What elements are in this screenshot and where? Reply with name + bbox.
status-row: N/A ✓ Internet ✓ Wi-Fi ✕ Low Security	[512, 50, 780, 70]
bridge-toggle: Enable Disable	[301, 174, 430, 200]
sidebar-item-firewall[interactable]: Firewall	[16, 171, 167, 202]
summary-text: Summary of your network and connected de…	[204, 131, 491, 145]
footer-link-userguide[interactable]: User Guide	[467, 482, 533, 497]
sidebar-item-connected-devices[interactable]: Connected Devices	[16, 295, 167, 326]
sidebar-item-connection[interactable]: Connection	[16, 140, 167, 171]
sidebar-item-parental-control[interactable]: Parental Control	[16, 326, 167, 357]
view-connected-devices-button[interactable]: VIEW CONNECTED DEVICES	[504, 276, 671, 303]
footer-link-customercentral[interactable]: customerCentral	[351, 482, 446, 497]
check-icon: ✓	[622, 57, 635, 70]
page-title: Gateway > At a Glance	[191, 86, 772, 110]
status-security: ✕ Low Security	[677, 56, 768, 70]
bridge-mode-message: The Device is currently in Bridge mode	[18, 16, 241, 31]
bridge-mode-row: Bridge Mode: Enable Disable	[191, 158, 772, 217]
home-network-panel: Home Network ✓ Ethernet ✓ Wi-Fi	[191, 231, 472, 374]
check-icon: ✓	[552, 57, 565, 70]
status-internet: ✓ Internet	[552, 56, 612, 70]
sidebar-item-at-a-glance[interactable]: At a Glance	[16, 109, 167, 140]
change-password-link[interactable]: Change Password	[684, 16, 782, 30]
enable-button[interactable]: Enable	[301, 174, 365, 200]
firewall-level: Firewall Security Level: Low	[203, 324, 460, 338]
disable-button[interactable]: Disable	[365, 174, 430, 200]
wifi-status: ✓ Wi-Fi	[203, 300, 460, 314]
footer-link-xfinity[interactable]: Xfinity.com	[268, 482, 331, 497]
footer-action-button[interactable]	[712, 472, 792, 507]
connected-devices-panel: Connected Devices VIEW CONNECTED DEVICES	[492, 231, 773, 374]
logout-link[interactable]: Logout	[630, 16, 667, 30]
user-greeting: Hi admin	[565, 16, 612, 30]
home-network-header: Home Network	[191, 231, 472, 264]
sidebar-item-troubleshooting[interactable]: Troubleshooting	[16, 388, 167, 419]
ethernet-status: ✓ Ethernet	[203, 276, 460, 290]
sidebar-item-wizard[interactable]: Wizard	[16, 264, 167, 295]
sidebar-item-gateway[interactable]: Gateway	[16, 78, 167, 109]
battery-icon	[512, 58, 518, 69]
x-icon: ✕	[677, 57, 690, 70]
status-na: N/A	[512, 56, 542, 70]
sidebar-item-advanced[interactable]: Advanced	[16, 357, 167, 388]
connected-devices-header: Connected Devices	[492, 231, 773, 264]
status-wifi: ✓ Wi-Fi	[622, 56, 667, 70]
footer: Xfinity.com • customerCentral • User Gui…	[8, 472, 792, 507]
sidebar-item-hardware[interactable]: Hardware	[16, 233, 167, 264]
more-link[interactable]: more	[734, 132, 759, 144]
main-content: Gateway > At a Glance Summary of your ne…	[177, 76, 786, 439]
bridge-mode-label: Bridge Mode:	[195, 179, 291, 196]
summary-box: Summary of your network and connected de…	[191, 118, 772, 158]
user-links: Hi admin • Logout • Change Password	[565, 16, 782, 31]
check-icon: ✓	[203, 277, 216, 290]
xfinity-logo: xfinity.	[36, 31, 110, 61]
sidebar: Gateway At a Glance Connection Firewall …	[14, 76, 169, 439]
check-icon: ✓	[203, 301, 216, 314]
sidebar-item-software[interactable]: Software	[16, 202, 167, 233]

........

Please reproduce the material above line for line, matching every character, with nothing added or left out.

What elements are in this screenshot and where? Reply with name + bbox.
status-row: N/A ✓ Internet ✓ Wi-Fi ✕ Low Security	[512, 50, 780, 70]
bridge-toggle: Enable Disable	[301, 174, 430, 200]
sidebar-item-firewall[interactable]: Firewall	[16, 171, 167, 202]
summary-text: Summary of your network and connected de…	[204, 131, 491, 145]
footer-link-userguide[interactable]: User Guide	[467, 482, 533, 497]
sidebar-item-connected-devices[interactable]: Connected Devices	[16, 295, 167, 326]
sidebar-item-connection[interactable]: Connection	[16, 140, 167, 171]
sidebar-item-parental-control[interactable]: Parental Control	[16, 326, 167, 357]
view-connected-devices-button[interactable]: VIEW CONNECTED DEVICES	[504, 276, 671, 303]
footer-link-customercentral[interactable]: customerCentral	[351, 482, 446, 497]
check-icon: ✓	[622, 57, 635, 70]
page-title: Gateway > At a Glance	[191, 86, 772, 110]
status-security: ✕ Low Security	[677, 56, 768, 70]
bridge-mode-message: The Device is currently in Bridge mode	[18, 16, 241, 31]
bridge-mode-row: Bridge Mode: Enable Disable	[191, 158, 772, 217]
home-network-panel: Home Network ✓ Ethernet ✓ Wi-Fi	[191, 231, 472, 374]
check-icon: ✓	[552, 57, 565, 70]
status-internet: ✓ Internet	[552, 56, 612, 70]
sidebar-item-at-a-glance[interactable]: At a Glance	[16, 109, 167, 140]
change-password-link[interactable]: Change Password	[684, 16, 782, 30]
enable-button[interactable]: Enable	[301, 174, 365, 200]
firewall-level: Firewall Security Level: Low	[203, 324, 460, 338]
disable-button[interactable]: Disable	[365, 174, 430, 200]
wifi-status: ✓ Wi-Fi	[203, 300, 460, 314]
footer-link-xfinity[interactable]: Xfinity.com	[268, 482, 331, 497]
footer-action-button[interactable]	[712, 472, 792, 507]
connected-devices-panel: Connected Devices VIEW CONNECTED DEVICES	[492, 231, 773, 374]
logout-link[interactable]: Logout	[630, 16, 667, 30]
user-greeting: Hi admin	[565, 16, 612, 30]
home-network-header: Home Network	[191, 231, 472, 264]
sidebar-item-troubleshooting[interactable]: Troubleshooting	[16, 388, 167, 419]
ethernet-status: ✓ Ethernet	[203, 276, 460, 290]
sidebar-item-wizard[interactable]: Wizard	[16, 264, 167, 295]
sidebar-item-gateway[interactable]: Gateway	[16, 78, 167, 109]
battery-icon	[512, 58, 518, 69]
x-icon: ✕	[677, 57, 690, 70]
status-na: N/A	[512, 56, 542, 70]
sidebar-item-advanced[interactable]: Advanced	[16, 357, 167, 388]
connected-devices-header: Connected Devices	[492, 231, 773, 264]
status-wifi: ✓ Wi-Fi	[622, 56, 667, 70]
footer: Xfinity.com • customerCentral • User Gui…	[8, 472, 792, 507]
sidebar-item-hardware[interactable]: Hardware	[16, 233, 167, 264]
more-link[interactable]: more	[734, 132, 759, 144]
main-content: Gateway > At a Glance Summary of your ne…	[177, 76, 786, 439]
bridge-mode-label: Bridge Mode:	[195, 179, 291, 196]
summary-box: Summary of your network and connected de…	[191, 118, 772, 158]
user-links: Hi admin • Logout • Change Password	[565, 16, 782, 31]
check-icon: ✓	[203, 277, 216, 290]
xfinity-logo: xfinity.	[36, 31, 110, 61]
sidebar: Gateway At a Glance Connection Firewall …	[14, 76, 169, 439]
check-icon: ✓	[203, 301, 216, 314]
sidebar-item-software[interactable]: Software	[16, 202, 167, 233]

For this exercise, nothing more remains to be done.